*Work to do*.
1) How would you turn the paragraph of the Grozny passage that begins "(4) The Russians were surprised" into a short bulleted list that keeps its main facts?
2) Could you return, word for word, the part of the Grozny passage starting at "(4) The Russians" and ending at "never regained it."?

A friend in DC just forwarded this to me. It is very interesting. It confirms that competent and dedicated riflemen are unconquerable.

>>Russian Army Lessons Learned from the Battle of Grozny

The Russian Army learned many lessons from its experience in Grozny:

(1) You need to culturally orient your forces so that you don’t end up being your own worst enemy simply out of cultural ignorance. Many times Russian soldiers made serious cultural errors in dealing with the Chechen civilians. Once insulted or mistreated, they became active fighters or supported the active fighters. Russians admit they underestimated the effect of religion on the conflict (as usual).

(2) The psychological impact of high intensity urban combat is so intense that you should maintain a large reserve that will allow you to rotate units in an out of combat. If you do this, you can preserve a unit for a fairly long time. If you don’t, once it gets used up, it can’t be rebuilt.

(3) Training and discipline are paramount. You can accomplish nothing without them. You may need to do the training in the combat zone. Discipline must be demanded. Once it begins to slip, the results are disastrous.

(4) The Russians were surprised and embarrassed at the degree to which the Chechens exploited the use of cell phones, Motorola radios, improvised TV stations, light video cameras, and the Internet to win the information war. The Russians admitted that they lost control of the information coming out of Grozny early in the operation and never regained it.

*Extracted information*.
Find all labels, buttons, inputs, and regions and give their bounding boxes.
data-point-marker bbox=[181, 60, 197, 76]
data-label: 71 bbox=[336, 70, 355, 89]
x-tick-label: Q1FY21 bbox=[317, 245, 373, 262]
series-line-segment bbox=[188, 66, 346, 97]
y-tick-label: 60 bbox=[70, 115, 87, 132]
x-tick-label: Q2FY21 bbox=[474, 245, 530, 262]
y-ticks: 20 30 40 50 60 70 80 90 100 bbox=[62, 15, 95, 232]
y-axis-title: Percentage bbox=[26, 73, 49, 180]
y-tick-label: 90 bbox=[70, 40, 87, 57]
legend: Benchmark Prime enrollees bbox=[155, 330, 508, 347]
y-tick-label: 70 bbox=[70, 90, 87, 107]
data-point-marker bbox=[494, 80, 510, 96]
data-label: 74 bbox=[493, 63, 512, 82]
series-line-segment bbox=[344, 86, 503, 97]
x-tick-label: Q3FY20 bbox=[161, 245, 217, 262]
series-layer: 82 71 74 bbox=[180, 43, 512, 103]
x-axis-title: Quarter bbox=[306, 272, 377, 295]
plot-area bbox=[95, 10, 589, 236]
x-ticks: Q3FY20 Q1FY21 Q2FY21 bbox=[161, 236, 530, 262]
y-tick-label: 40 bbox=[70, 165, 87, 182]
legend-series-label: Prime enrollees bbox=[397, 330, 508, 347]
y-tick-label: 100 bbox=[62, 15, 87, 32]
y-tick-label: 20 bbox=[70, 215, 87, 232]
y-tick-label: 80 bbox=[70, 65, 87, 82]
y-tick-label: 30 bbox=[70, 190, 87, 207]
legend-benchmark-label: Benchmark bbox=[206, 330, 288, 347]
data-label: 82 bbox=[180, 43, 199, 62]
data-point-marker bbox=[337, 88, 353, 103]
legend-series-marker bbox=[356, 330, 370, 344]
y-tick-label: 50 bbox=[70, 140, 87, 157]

*Final answers*.
1)
- The Chechens won the information war using cell phones, Motorola radios, improvised TV stations, light video cameras, and the Internet.
- This surprised and embarrassed the Russians.
- The Russians admitted they lost control of the information coming out of Grozny early in the operation and never regained it.

2)
(4) The Russians were surprised and embarrassed at the degree to which the Chechens exploited the use of cell phones, Motorola radios, improvised TV stations, light video cameras, and the Internet to win the information war. The Russians admitted that they lost control of the information coming out of Grozny early in the operation and never regained it.